## Task description:
Can you give all the records again without altering a single character?

## Input rows:
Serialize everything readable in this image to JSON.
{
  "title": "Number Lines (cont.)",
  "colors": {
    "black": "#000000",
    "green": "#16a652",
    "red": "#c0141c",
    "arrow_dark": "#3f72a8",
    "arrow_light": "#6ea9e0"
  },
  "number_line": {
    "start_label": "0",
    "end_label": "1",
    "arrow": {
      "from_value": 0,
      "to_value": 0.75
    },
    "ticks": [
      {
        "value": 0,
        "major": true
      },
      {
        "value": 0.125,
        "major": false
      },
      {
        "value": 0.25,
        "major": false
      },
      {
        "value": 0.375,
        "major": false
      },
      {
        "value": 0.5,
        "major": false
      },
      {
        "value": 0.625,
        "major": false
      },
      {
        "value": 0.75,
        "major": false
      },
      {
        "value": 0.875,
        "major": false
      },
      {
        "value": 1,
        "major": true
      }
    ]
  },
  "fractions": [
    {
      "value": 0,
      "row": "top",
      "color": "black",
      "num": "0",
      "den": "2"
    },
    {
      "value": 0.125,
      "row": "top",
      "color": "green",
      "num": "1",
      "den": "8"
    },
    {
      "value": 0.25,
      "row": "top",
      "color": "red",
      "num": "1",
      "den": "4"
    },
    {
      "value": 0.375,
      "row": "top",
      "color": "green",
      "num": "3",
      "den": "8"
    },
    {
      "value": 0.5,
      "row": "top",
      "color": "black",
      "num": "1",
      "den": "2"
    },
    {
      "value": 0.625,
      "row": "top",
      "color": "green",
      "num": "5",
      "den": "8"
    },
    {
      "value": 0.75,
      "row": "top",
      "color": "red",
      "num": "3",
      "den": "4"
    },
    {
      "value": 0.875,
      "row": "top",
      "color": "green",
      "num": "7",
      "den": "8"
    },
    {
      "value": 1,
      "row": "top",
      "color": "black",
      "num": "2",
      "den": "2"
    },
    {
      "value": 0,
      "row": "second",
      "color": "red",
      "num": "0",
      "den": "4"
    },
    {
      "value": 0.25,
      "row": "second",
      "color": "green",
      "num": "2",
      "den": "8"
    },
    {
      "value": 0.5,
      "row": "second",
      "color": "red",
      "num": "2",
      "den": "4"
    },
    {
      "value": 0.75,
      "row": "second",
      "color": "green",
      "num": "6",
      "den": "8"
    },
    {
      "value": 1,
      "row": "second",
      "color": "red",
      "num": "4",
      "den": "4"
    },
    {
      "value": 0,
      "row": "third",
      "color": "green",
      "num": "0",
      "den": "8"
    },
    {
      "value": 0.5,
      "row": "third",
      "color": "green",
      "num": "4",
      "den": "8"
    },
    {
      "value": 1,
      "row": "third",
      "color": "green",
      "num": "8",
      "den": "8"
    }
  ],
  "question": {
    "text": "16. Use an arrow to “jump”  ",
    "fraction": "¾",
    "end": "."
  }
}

## Solution for this problem:
Serialize everything readable in this image to JSON.
{
  "title": "Number Lines (cont.)",
  "colors": {
    "black": "#000000",
    "green": "#16a652",
    "red": "#c0141c",
    "arrow_dark": "#3f72a8",
    "arrow_light": "#6ea9e0"
  },
  "number_line": {
    "start_label": "0",
    "end_label": "1",
    "arrow": {
      "from_value": 0,
      "to_value": 0.75
    },
    "ticks": [
      {
        "value": 0,
        "major": true
      },
      {
        "value": 0.125,
        "major": false
      },
      {
        "value": 0.25,
        "major": false
      },
      {
        "value": 0.375,
        "major": false
      },
      {
        "value": 0.5,
        "major": false
      },
      {
        "value": 0.625,
        "major": false
      },
      {
        "value": 0.75,
        "major": false
      },
      {
        "value": 0.875,
        "major": false
      },
      {
        "value": 1,
        "major": true
      }
    ]
  },
  "fractions": [
    {
      "value": 0,
      "row": "top",
      "color": "black",
      "num": "0",
      "den": "2"
    },
    {
      "value": 0.125,
      "row": "top",
      "color": "green",
      "num": "1",
      "den": "8"
    },
    {
      "value": 0.25,
      "row": "top",
      "color": "red",
      "num": "1",
      "den": "4"
    },
    {
      "value": 0.375,
      "row": "top",
      "color": "green",
      "num": "3",
      "den": "8"
    },
    {
      "value": 0.5,
      "row": "top",
      "color": "black",
      "num": "1",
      "den": "2"
    },
    {
      "value": 0.625,
      "row": "top",
      "color": "green",
      "num": "5",
      "den": "8"
    },
    {
      "value": 0.75,
      "row": "top",
      "color": "red",
      "num": "3",
      "den": "4"
    },
    {
      "value": 0.875,
      "row": "top",
      "color": "green",
      "num": "7",
      "den": "8"
    },
    {
      "value": 1,
      "row": "top",
      "color": "black",
      "num": "2",
      "den": "2"
    },
    {
      "value": 0,
      "row": "second",
      "color": "red",
      "num": "0",
      "den": "4"
    },
    {
      "value": 0.25,
      "row": "second",
      "color": "green",
      "num": "2",
      "den": "8"
    },
    {
      "value": 0.5,
      "row": "second",
      "color": "red",
      "num": "2",
      "den": "4"
    },
    {
      "value": 0.75,
      "row": "second",
      "color": "green",
      "num": "6",
      "den": "8"
    },
    {
      "value": 1,
      "row": "second",
      "color": "red",
      "num": "4",
      "den": "4"
    },
    {
      "value": 0,
      "row": "third",
      "color": "green",
      "num": "0",
      "den": "8"
    },
    {
      "value": 0.5,
      "row": "third",
      "color": "green",
      "num": "4",
      "den": "8"
    },
    {
      "value": 1,
      "row": "third",
      "color": "green",
      "num": "8",
      "den": "8"
    }
  ],
  "question": {
    "text": "16. Use an arrow to “jump”  ",
    "fraction": "¾",
    "end": "."
  }
}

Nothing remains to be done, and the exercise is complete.